§ Available records
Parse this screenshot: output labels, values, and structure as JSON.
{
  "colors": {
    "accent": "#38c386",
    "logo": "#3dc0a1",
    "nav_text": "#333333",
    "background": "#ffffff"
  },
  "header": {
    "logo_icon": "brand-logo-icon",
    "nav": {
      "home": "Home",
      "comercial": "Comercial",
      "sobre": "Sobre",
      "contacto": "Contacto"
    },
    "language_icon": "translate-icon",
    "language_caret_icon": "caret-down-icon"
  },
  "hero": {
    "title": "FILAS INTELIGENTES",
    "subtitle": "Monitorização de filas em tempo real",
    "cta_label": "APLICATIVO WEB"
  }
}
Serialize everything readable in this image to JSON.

...

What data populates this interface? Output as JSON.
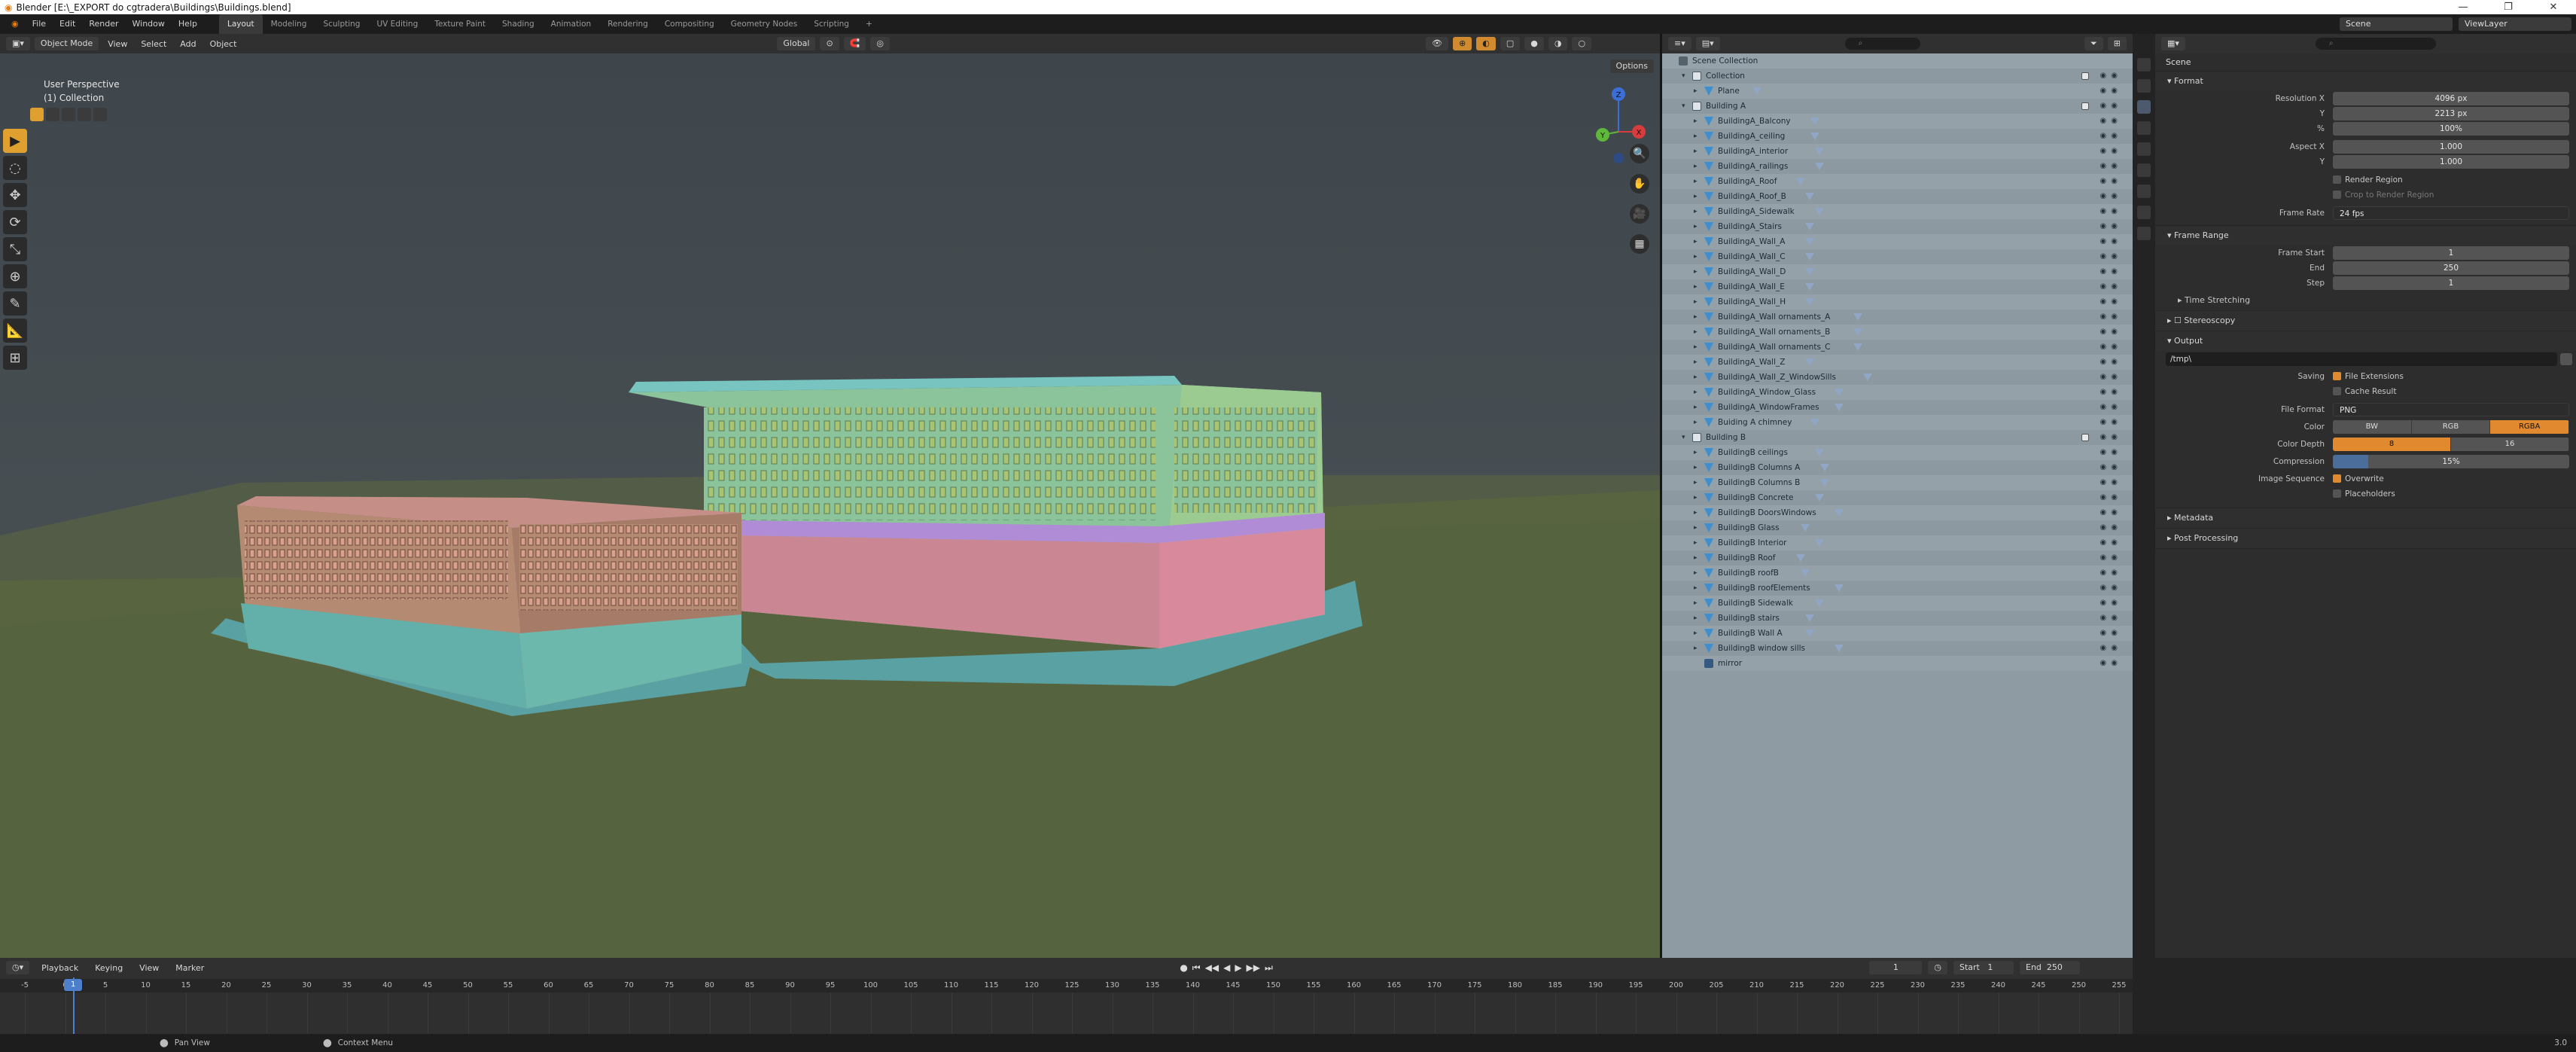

§ Task requirements
Above are the records. Print exactly, and only, the lines from the line with "Parse this screenshot: output" to the line with "Serialize everything readable", both inclusive.

§ Answer for this exercise
Parse this screenshot: output labels, values, and structure as JSON.
{
  "colors": {
    "accent": "#38c386",
    "logo": "#3dc0a1",
    "nav_text": "#333333",
    "background": "#ffffff"
  },
  "header": {
    "logo_icon": "brand-logo-icon",
    "nav": {
      "home": "Home",
      "comercial": "Comercial",
      "sobre": "Sobre",
      "contacto": "Contacto"
    },
    "language_icon": "translate-icon",
    "language_caret_icon": "caret-down-icon"
  },
  "hero": {
    "title": "FILAS INTELIGENTES",
    "subtitle": "Monitorização de filas em tempo real",
    "cta_label": "APLICATIVO WEB"
  }
}
Serialize everything readable in this image to JSON.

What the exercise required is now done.